Beitragvon Altepic » 04.02.2017, 01:04

Nun Ja....

Die Luft muss immer noch in die Lunge (oben)
Wenn man Bergauf läuft oder radelt oder sprintet, muss die Brust/Lunge sich brutal weiten. Andererseits verhindert die Zwerchfellatmung beim Dauerlauf das Seitenstechen.

Tip von meinem Flötenlehrer - wenn's mit der Atmung nicht so läuft, mal zwischendurch "richtig tiefe" Lungenatmung ohne Flöte machen - das weitet. Beim Spielen natürlich Zwerchfell einsetzen.

Ziel ist eigentlich die permanente Zwerchfellatmung. Das erleichtert auch das Sprechen. Wenn man z.B. referieren muss ... und natürlich generell die Atmung.

..............................

Zur Aufgabe: Geben Sie aus dem Beitrag über Zwerchfellatmung den Abschnitt wortgetreu wieder, beginnend bei „Tip von meinem“ und endend bei „generell die Atmung.“.

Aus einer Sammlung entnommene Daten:
..............................

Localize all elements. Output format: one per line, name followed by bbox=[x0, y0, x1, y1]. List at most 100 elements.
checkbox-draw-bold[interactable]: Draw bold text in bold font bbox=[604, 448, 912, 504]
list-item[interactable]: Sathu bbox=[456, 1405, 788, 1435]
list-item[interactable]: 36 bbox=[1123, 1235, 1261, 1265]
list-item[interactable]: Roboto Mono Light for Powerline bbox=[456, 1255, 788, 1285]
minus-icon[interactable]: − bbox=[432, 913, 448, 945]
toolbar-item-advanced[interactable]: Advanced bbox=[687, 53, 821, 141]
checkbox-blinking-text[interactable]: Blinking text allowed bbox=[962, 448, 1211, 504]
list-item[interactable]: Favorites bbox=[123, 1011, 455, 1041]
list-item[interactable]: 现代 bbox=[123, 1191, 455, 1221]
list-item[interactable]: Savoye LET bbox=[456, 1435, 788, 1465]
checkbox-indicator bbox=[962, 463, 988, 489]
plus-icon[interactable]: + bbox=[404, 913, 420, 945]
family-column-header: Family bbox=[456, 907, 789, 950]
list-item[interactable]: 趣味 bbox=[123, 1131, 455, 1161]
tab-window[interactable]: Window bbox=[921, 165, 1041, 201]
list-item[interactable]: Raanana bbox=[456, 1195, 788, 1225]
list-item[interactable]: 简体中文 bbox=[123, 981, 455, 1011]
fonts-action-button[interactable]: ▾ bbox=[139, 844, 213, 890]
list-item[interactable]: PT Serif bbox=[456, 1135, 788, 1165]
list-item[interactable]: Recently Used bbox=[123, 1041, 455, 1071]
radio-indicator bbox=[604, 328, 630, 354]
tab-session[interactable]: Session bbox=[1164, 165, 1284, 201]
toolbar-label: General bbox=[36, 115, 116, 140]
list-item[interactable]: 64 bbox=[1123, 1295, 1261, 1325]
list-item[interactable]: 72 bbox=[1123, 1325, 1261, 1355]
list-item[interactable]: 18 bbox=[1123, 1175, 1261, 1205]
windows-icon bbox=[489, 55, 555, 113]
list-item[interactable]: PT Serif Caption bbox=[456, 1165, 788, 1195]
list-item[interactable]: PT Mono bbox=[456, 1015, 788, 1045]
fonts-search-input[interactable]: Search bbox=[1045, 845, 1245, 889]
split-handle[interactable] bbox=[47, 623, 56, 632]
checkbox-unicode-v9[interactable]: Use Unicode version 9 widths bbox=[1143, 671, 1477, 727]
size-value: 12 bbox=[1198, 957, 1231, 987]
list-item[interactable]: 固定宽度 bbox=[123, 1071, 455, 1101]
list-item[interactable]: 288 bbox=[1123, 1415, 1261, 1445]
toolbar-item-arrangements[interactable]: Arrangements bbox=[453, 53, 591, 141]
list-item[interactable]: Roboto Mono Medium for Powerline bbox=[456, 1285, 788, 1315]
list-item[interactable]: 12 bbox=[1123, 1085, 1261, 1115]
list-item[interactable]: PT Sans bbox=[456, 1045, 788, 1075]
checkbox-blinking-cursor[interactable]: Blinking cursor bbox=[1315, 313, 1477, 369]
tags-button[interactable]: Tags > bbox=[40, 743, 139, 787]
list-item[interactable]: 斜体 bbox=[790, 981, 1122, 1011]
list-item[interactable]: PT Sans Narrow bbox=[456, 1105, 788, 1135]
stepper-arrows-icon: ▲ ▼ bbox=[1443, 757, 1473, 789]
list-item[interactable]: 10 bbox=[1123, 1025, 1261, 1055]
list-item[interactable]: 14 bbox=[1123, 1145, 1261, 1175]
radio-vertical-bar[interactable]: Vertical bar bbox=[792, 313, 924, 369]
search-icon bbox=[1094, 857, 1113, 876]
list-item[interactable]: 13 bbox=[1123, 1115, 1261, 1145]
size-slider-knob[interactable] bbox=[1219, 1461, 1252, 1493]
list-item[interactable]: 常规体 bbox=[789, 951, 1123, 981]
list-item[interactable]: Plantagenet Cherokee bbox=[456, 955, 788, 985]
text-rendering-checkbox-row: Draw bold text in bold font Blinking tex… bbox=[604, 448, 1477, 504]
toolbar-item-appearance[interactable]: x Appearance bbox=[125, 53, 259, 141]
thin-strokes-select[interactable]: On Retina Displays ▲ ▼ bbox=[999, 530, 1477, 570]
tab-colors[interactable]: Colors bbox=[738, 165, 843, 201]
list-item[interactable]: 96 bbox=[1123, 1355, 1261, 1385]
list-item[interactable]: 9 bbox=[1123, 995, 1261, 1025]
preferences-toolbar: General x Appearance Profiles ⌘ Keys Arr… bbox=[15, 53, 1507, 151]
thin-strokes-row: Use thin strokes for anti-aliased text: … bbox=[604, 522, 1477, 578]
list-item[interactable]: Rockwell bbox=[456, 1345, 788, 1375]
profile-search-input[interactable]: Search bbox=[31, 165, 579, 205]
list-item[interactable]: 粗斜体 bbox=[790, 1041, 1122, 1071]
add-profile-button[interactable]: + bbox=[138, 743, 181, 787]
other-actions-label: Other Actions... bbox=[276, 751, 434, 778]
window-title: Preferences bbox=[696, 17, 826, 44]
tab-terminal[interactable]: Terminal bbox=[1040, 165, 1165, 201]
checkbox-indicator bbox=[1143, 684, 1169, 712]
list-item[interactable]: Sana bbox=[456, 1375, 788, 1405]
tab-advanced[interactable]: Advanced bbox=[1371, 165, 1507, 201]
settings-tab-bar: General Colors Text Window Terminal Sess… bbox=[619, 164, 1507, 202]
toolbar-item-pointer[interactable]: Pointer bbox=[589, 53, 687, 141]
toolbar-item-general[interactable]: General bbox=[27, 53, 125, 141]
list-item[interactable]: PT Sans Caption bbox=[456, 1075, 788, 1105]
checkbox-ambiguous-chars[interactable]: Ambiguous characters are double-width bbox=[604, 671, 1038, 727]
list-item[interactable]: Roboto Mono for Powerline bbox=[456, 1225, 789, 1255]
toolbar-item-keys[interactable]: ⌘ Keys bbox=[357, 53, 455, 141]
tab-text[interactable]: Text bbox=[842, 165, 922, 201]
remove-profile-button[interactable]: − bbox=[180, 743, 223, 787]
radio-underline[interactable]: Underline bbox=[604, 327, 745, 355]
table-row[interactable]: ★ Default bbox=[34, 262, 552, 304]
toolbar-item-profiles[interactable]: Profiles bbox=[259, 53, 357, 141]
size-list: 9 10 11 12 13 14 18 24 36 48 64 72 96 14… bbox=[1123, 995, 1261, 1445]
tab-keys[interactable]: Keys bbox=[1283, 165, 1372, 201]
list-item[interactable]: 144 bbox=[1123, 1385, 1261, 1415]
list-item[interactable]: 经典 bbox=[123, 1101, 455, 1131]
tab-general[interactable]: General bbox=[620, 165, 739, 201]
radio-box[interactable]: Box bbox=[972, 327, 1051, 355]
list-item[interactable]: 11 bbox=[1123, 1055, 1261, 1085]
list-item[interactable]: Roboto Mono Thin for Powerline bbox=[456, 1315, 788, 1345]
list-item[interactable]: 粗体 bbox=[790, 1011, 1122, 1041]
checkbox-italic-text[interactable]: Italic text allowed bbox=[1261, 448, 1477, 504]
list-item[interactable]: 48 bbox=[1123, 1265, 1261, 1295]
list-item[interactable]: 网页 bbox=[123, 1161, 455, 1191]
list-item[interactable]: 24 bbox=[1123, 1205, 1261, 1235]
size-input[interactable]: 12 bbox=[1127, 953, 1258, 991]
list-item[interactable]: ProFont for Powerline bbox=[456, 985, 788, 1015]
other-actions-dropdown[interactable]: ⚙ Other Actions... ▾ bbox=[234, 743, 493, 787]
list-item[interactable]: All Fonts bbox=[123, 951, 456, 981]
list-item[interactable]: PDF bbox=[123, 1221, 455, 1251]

..............................

Antwort:
Tip von meinem Flötenlehrer - wenn's mit der Atmung nicht so läuft, mal zwischendurch "richtig tiefe" Lungenatmung ohne Flöte machen - das weitet. Beim Spielen natürlich Zwerchfell einsetzen.

Ziel ist eigentlich die permanente Zwerchfellatmung. Das erleichtert auch das Sprechen. Wenn man z.B. referieren muss ... und natürlich generell die Atmung.